INSTRUCTIONS TO FOLLOW
Go through the entries below and count the lines holding the word "color". Reply with only the number, please.
┏━━
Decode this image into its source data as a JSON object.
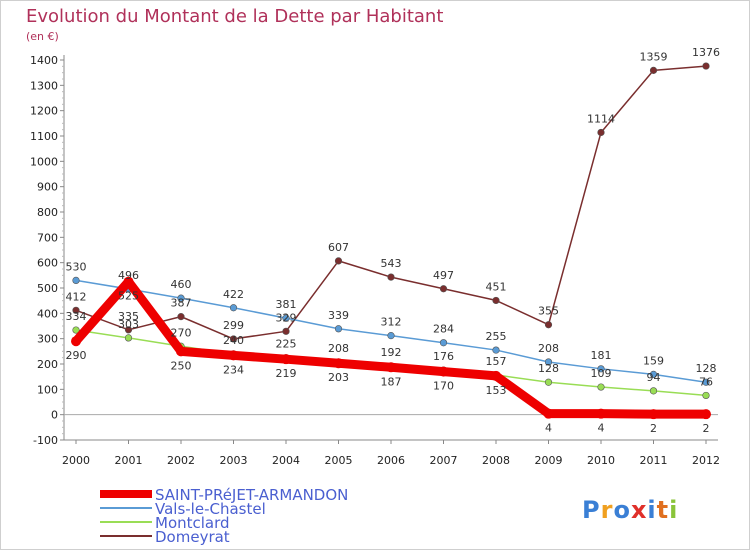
{
  "chart_data": {
    "type": "line",
    "title": "Evolution du Montant de la Dette par Habitant",
    "subtitle": "(en €)",
    "xlabel": "",
    "ylabel": "",
    "x": [
      2000,
      2001,
      2002,
      2003,
      2004,
      2005,
      2006,
      2007,
      2008,
      2009,
      2010,
      2011,
      2012
    ],
    "ylim": [
      -100,
      1400
    ],
    "yticks": [
      -100,
      0,
      100,
      200,
      300,
      400,
      500,
      600,
      700,
      800,
      900,
      1000,
      1100,
      1200,
      1300,
      1400
    ],
    "grid": false,
    "legend_position": "bottom-left",
    "series": [
      {
        "name": "SAINT-PRéJET-ARMANDON",
        "color": "#ee0000",
        "values": [
          290,
          525,
          250,
          234,
          219,
          203,
          187,
          170,
          153,
          4,
          4,
          2,
          2
        ],
        "labels": [
          "290",
          "525",
          "250",
          "234",
          "219",
          "203",
          "187",
          "170",
          "153",
          "4",
          "4",
          "2",
          "2"
        ]
      },
      {
        "name": "Vals-le-Chastel",
        "color": "#5a9bd5",
        "values": [
          530,
          496,
          460,
          422,
          381,
          339,
          312,
          284,
          255,
          208,
          181,
          159,
          128
        ],
        "labels": [
          "530",
          "496",
          "460",
          "422",
          "381",
          "339",
          "312",
          "284",
          "255",
          "208",
          "181",
          "159",
          "128"
        ]
      },
      {
        "name": "Montclard",
        "color": "#99dd55",
        "values": [
          334,
          303,
          270,
          240,
          225,
          208,
          192,
          176,
          157,
          128,
          109,
          94,
          76
        ],
        "labels": [
          "334",
          "303",
          "270",
          "240",
          "225",
          "208",
          "192",
          "176",
          "157",
          "128",
          "109",
          "94",
          "76"
        ]
      },
      {
        "name": "Domeyrat",
        "color": "#7a2e2e",
        "values": [
          412,
          335,
          387,
          299,
          329,
          607,
          543,
          497,
          451,
          355,
          1114,
          1359,
          1376
        ],
        "labels": [
          "412",
          "335",
          "387",
          "299",
          "329",
          "607",
          "543",
          "497",
          "451",
          "355",
          "1114",
          "1359",
          "1376"
        ]
      }
    ]
  },
  "logo": {
    "text": "Proxiti"
  }
}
┗━━
WRITTEN ANSWER
4